## Work to be completed
Lift out each line of the data that holds "边框属性border".

>>>

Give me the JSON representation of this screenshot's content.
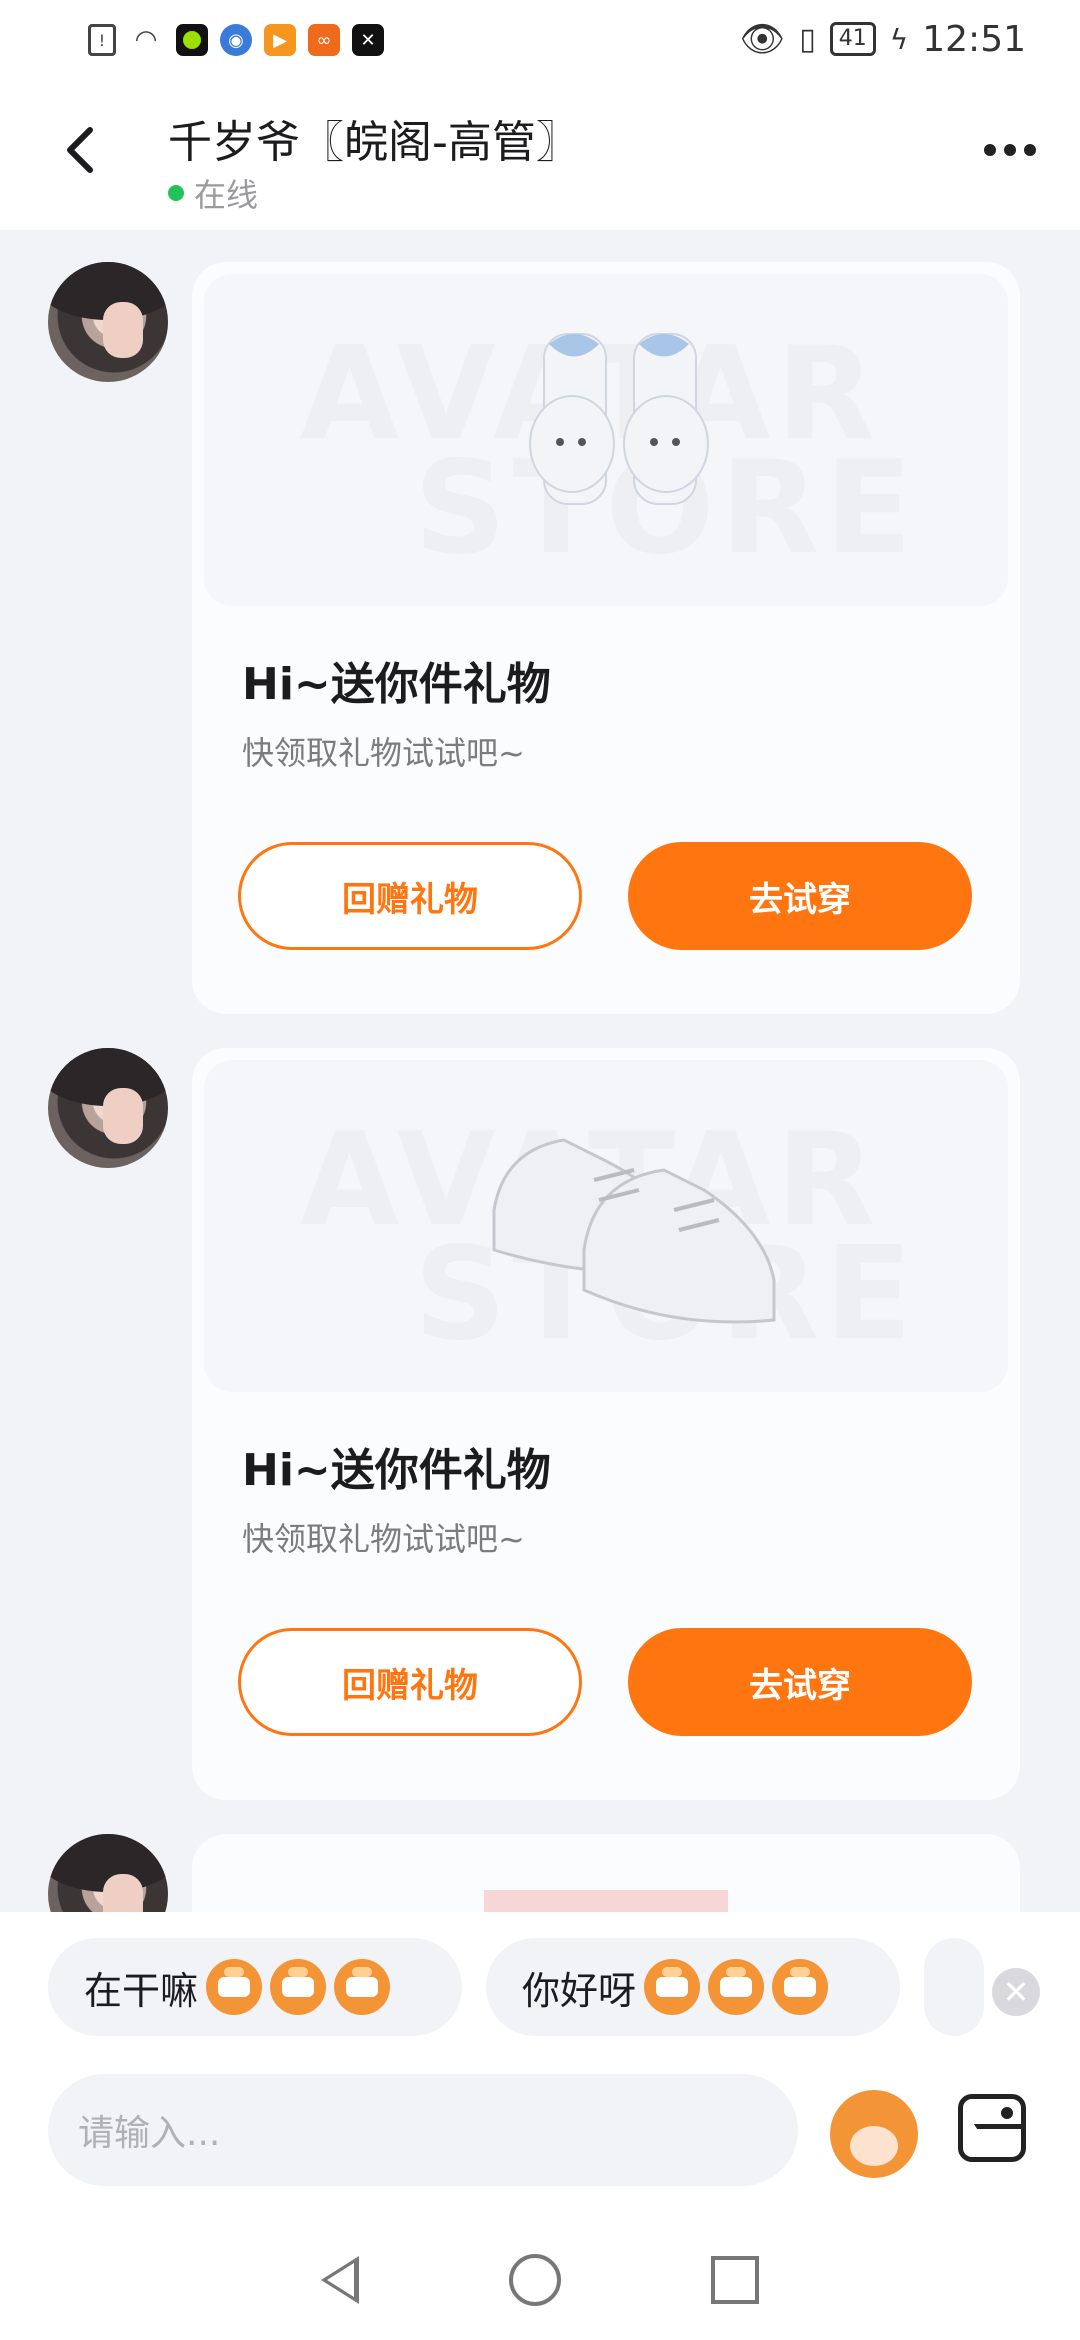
{
  "status_bar": {
    "time": "12:51",
    "battery": "41",
    "icons": [
      "alert-icon",
      "wifi-icon",
      "app-icon-green",
      "app-icon-blue",
      "app-icon-video",
      "app-icon-orange",
      "app-icon-capcut",
      "eye-icon",
      "vibrate-icon",
      "charging-icon"
    ]
  },
  "header": {
    "title": "千岁爷〖皖阁-高管〗",
    "status": "在线"
  },
  "messages": [
    {
      "title": "Hi~送你件礼物",
      "subtitle": "快领取礼物试试吧~",
      "watermark_top": "AVATAR",
      "watermark_bottom": "STORE",
      "item": "bow-socks",
      "btn_return": "回赠礼物",
      "btn_try": "去试穿"
    },
    {
      "title": "Hi~送你件礼物",
      "subtitle": "快领取礼物试试吧~",
      "watermark_top": "AVATAR",
      "watermark_bottom": "STORE",
      "item": "white-sneakers",
      "btn_return": "回赠礼物",
      "btn_try": "去试穿"
    }
  ],
  "quick_replies": [
    {
      "text": "在干嘛",
      "emoji_count": 3
    },
    {
      "text": "你好呀",
      "emoji_count": 3
    }
  ],
  "input": {
    "placeholder": "请输入..."
  },
  "colors": {
    "accent": "#ff7611",
    "online": "#1fc35a",
    "background": "#f1f3f7"
  }
}
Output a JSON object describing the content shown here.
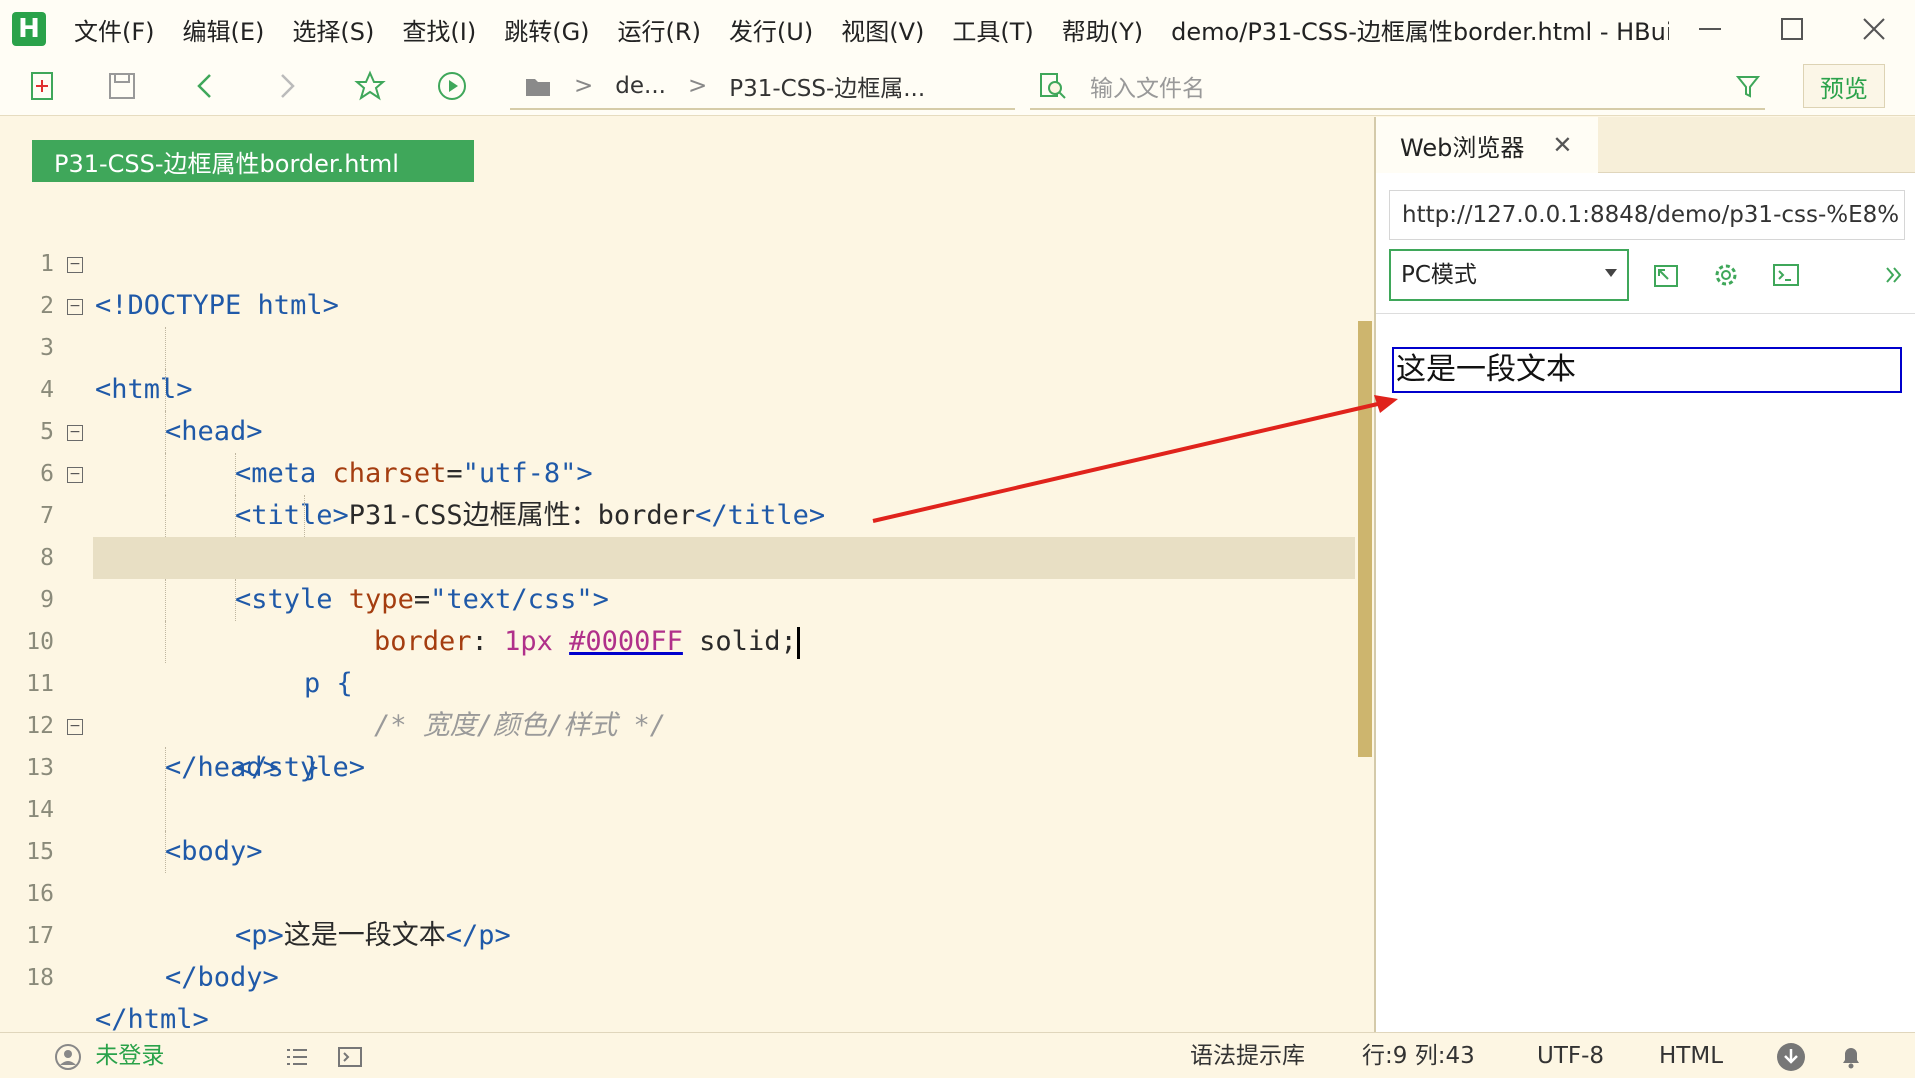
{
  "app": {
    "logo_letter": "H",
    "window_title": "demo/P31-CSS-边框属性border.html - HBui...",
    "menu": [
      "文件(F)",
      "编辑(E)",
      "选择(S)",
      "查找(I)",
      "跳转(G)",
      "运行(R)",
      "发行(U)",
      "视图(V)",
      "工具(T)",
      "帮助(Y)"
    ]
  },
  "toolbar": {
    "breadcrumb": [
      "de...",
      "P31-CSS-边框属..."
    ],
    "search_placeholder": "输入文件名",
    "preview_label": "预览"
  },
  "editor": {
    "tab_label": "P31-CSS-边框属性border.html",
    "line_numbers": [
      "1",
      "2",
      "3",
      "4",
      "5",
      "6",
      "7",
      "8",
      "9",
      "10",
      "11",
      "12",
      "13",
      "14",
      "15",
      "16",
      "17",
      "18"
    ],
    "code": {
      "l1": "<!DOCTYPE html>",
      "l2": "<html>",
      "l3": "<head>",
      "l4_tag": "<meta ",
      "l4_attr": "charset",
      "l4_eq": "=",
      "l4_val": "\"utf-8\"",
      "l4_close": ">",
      "l5_open": "<title>",
      "l5_text": "P31-CSS边框属性：border",
      "l5_close": "</title>",
      "l6_tag": "<style ",
      "l6_attr": "type",
      "l6_eq": "=",
      "l6_val": "\"text/css\"",
      "l6_close": ">",
      "l7": "p {",
      "l8": "/* 宽度/颜色/样式 */",
      "l9_prop": "border",
      "l9_colon": ": ",
      "l9_num": "1px",
      "l9_hex": "#0000FF",
      "l9_style": "solid;",
      "l10": "}",
      "l11": "</style>",
      "l12": "</head>",
      "l13": "<body>",
      "l15_open": "<p>",
      "l15_text": "这是一段文本",
      "l15_close": "</p>",
      "l17": "</body>",
      "l18": "</html>"
    }
  },
  "browser": {
    "tab_label": "Web浏览器",
    "url": "http://127.0.0.1:8848/demo/p31-css-%E8%",
    "mode": "PC模式",
    "rendered_text": "这是一段文本"
  },
  "statusbar": {
    "login": "未登录",
    "syntax_lib": "语法提示库",
    "position": "行:9  列:43",
    "encoding": "UTF-8",
    "language": "HTML"
  },
  "colors": {
    "accent": "#3fa75a",
    "border_sample": "#0000FF",
    "annotation": "#e0231c"
  }
}
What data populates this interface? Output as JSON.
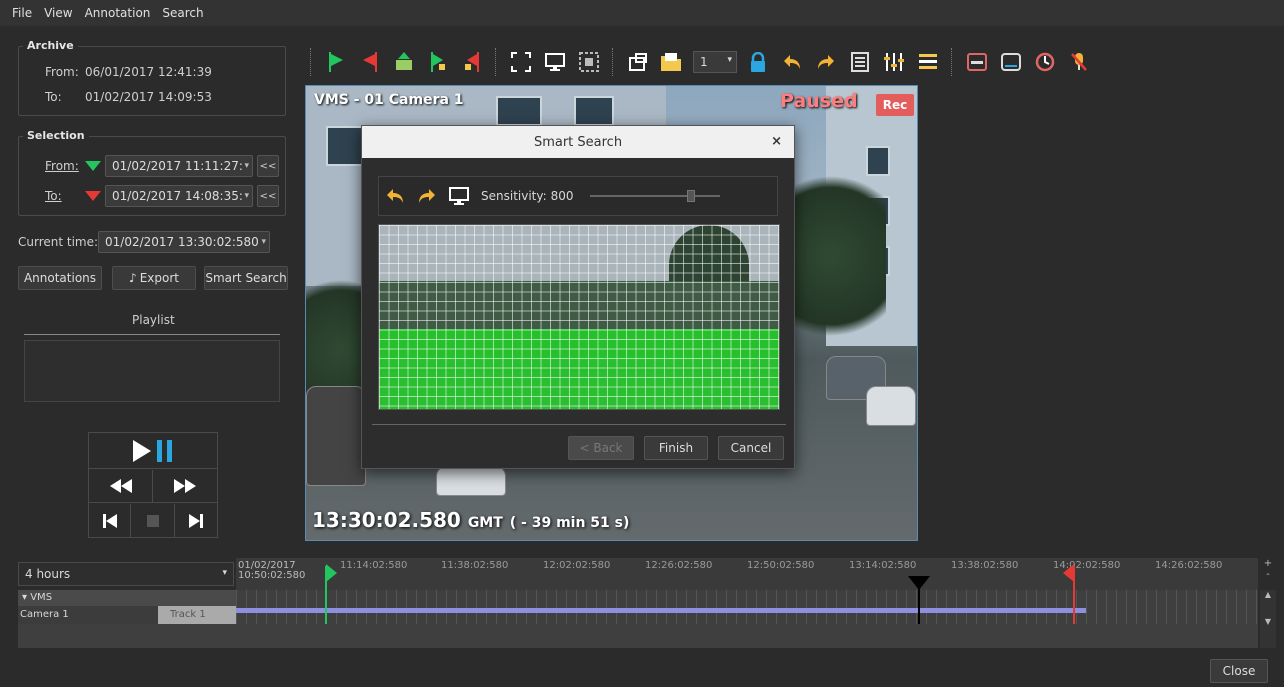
{
  "menu": [
    "File",
    "View",
    "Annotation",
    "Search"
  ],
  "archive": {
    "title": "Archive",
    "from_label": "From:",
    "from_value": "06/01/2017 12:41:39",
    "to_label": "To:",
    "to_value": "01/02/2017 14:09:53"
  },
  "selection": {
    "title": "Selection",
    "from_label": "From:",
    "from_value": "01/02/2017 11:11:27:",
    "to_label": "To:",
    "to_value": "01/02/2017 14:08:35:",
    "back_label": "<<"
  },
  "current_time": {
    "label": "Current time:",
    "value": "01/02/2017 13:30:02:580"
  },
  "actions": {
    "annotations": "Annotations",
    "export": "Export",
    "smart_search": "Smart Search"
  },
  "playlist": {
    "title": "Playlist"
  },
  "toolbar": {
    "layout_value": "1"
  },
  "video": {
    "camera_title": "VMS - 01 Camera 1",
    "status": "Paused",
    "rec": "Rec",
    "time": "13:30:02.580",
    "tz": "GMT",
    "offset": "( - 39 min 51 s)"
  },
  "dialog": {
    "title": "Smart Search",
    "close": "×",
    "sensitivity_label": "Sensitivity:",
    "sensitivity_value": "800",
    "sensitivity_fraction": 0.8,
    "back": "< Back",
    "finish": "Finish",
    "cancel": "Cancel"
  },
  "timeline": {
    "zoom": "4 hours",
    "start_date": "01/02/2017",
    "start_time": "10:50:02:580",
    "ticks": [
      "11:14:02:580",
      "11:38:02:580",
      "12:02:02:580",
      "12:26:02:580",
      "12:50:02:580",
      "13:14:02:580",
      "13:38:02:580",
      "14:02:02:580",
      "14:26:02:580"
    ],
    "group": "VMS",
    "camera": "Camera 1",
    "track": "Track 1"
  },
  "footer": {
    "close": "Close"
  },
  "colors": {
    "accent_blue": "#2aa7e0",
    "green_marker": "#22c55e",
    "red_marker": "#e53935",
    "paused_red": "#ff7d7d",
    "motion_green": "#22dc28"
  }
}
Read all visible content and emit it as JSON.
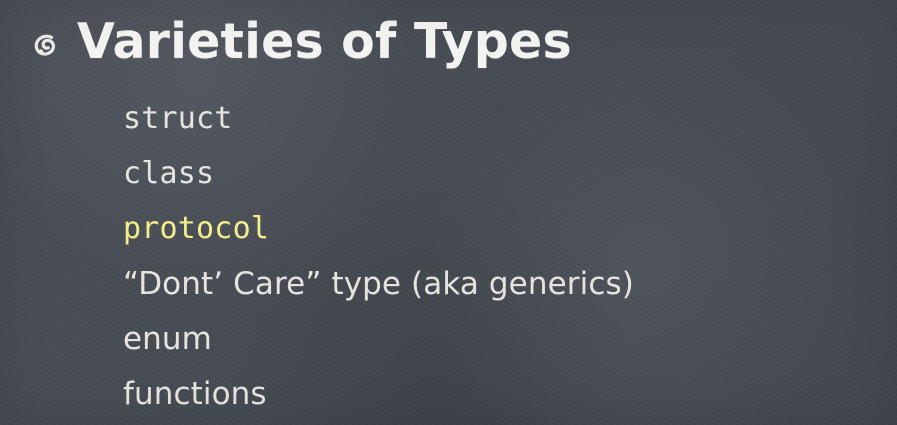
{
  "slide": {
    "title": "Varieties of Types",
    "bullet_icon": "chalk-swirl-icon",
    "items": [
      {
        "text": "struct",
        "style": "mono"
      },
      {
        "text": "class",
        "style": "mono"
      },
      {
        "text": "protocol",
        "style": "mono"
      },
      {
        "text": "“Dont’ Care” type (aka generics)",
        "style": "sans"
      },
      {
        "text": "enum",
        "style": "sans"
      },
      {
        "text": "functions",
        "style": "sans"
      }
    ],
    "colors": {
      "background": "#474c54",
      "title": "#f3f3f1",
      "text": "#e6e4df",
      "highlight": "#f4ef8a"
    }
  }
}
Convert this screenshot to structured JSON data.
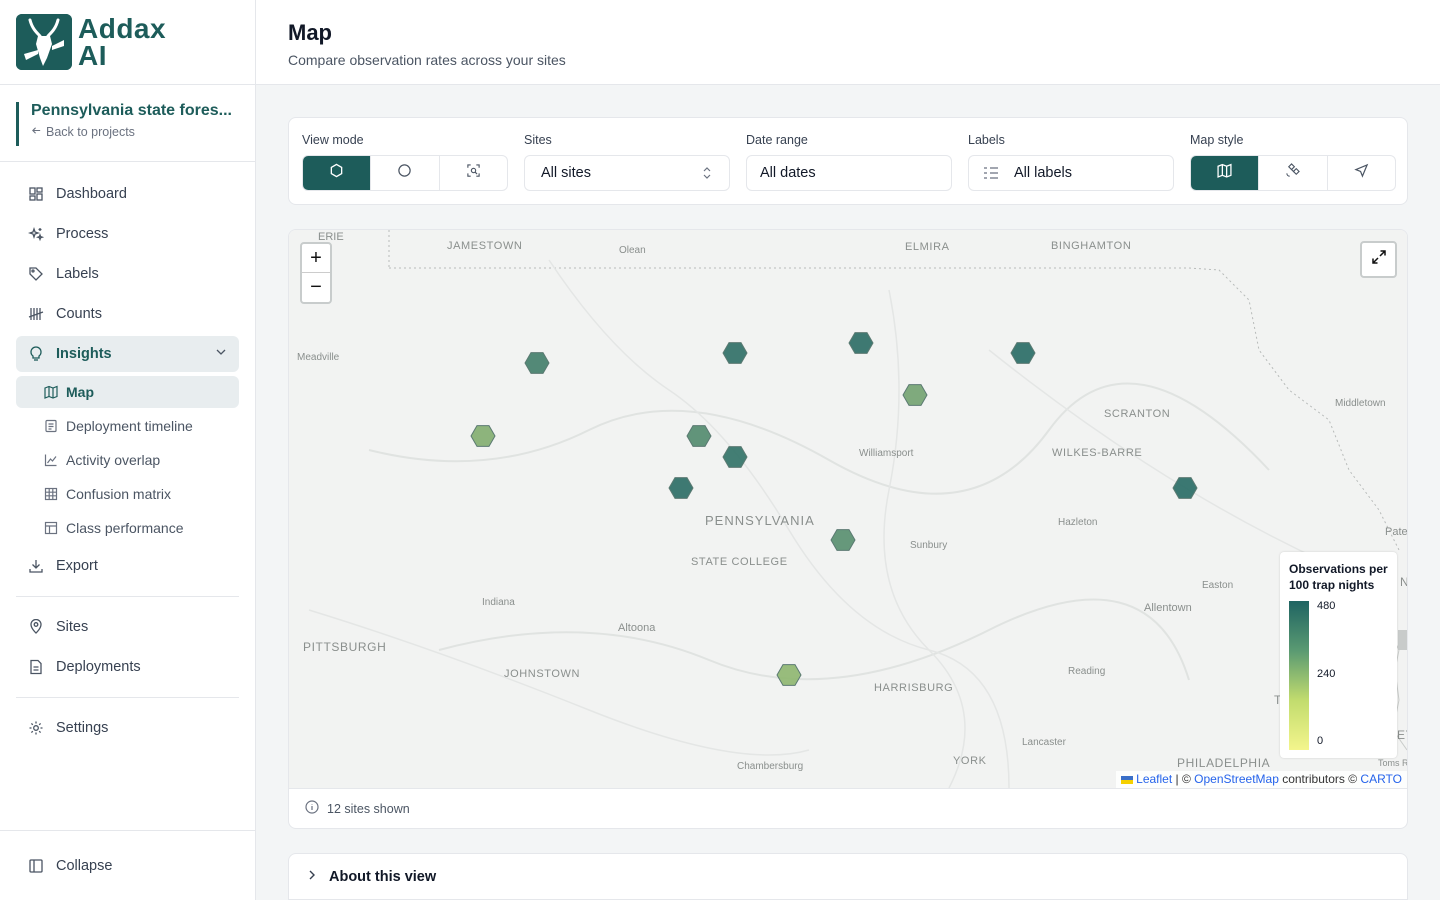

<<<

## The reply
    "window_title": "demo/P31-CSS-边框属性border.html - HBui...",
    "tab_label": "P31-CSS-边框属性border.html",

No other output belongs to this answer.